§ **Exercise prompt**: From the listing below, count the lines where the string "America" occurs. Give the number, with no other words.

(Items from a figure collection)
>> begin

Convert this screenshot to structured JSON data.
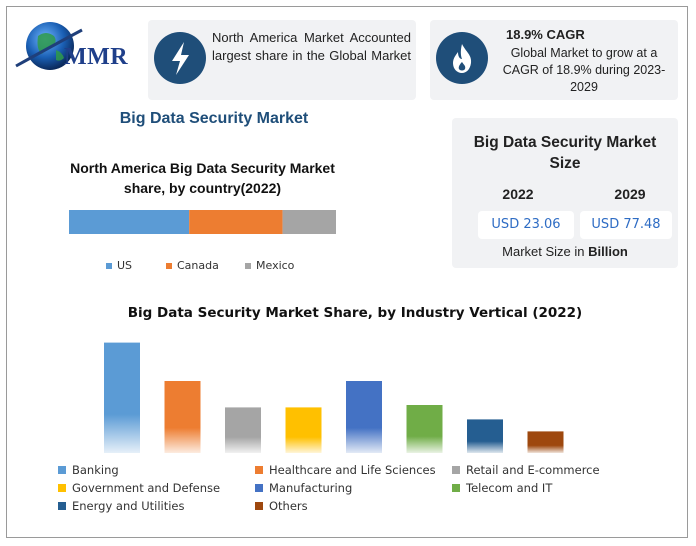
{
  "brand": {
    "name": "MMR"
  },
  "highlight1": {
    "icon": "lightning-bolt-icon",
    "text": "North America Market Accounted largest share in the Global Market"
  },
  "highlight2": {
    "icon": "flame-icon",
    "title": "18.9% CAGR",
    "text": "Global Market to grow at a CAGR of 18.9% during 2023-2029"
  },
  "main_title": "Big Data Security Market",
  "size_box": {
    "title": "Big Data Security Market Size",
    "years": [
      "2022",
      "2029"
    ],
    "values": [
      "USD 23.06",
      "USD 77.48"
    ],
    "note_prefix": "Market Size in ",
    "note_bold": "Billion"
  },
  "colors": {
    "navy": "#1f4e79",
    "title_blue": "#1f4e79",
    "card": "#f1f2f4"
  },
  "chart_data": [
    {
      "type": "bar",
      "orientation": "horizontal-stacked",
      "title": "North America Big Data Security Market share, by country(2022)",
      "categories": [
        "US",
        "Canada",
        "Mexico"
      ],
      "values": [
        45,
        35,
        20
      ],
      "unit": "%",
      "colors": [
        "#5b9bd5",
        "#ed7d31",
        "#a5a5a5"
      ],
      "legend": "bottom"
    },
    {
      "type": "bar",
      "title": "Big Data Security Market Share, by Industry Vertical (2022)",
      "categories": [
        "Banking",
        "Healthcare and Life Sciences",
        "Retail and E-commerce",
        "Government and Defense",
        "Manufacturing",
        "Telecom and IT",
        "Energy and Utilities",
        "Others"
      ],
      "values": [
        92,
        60,
        38,
        38,
        60,
        40,
        28,
        18
      ],
      "ylim": [
        0,
        100
      ],
      "colors": [
        "#5b9bd5",
        "#ed7d31",
        "#a5a5a5",
        "#ffc000",
        "#4472c4",
        "#70ad47",
        "#255e91",
        "#9e480e"
      ],
      "grid": false,
      "legend": "bottom"
    }
  ]
}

>> end

§ **The response**: 2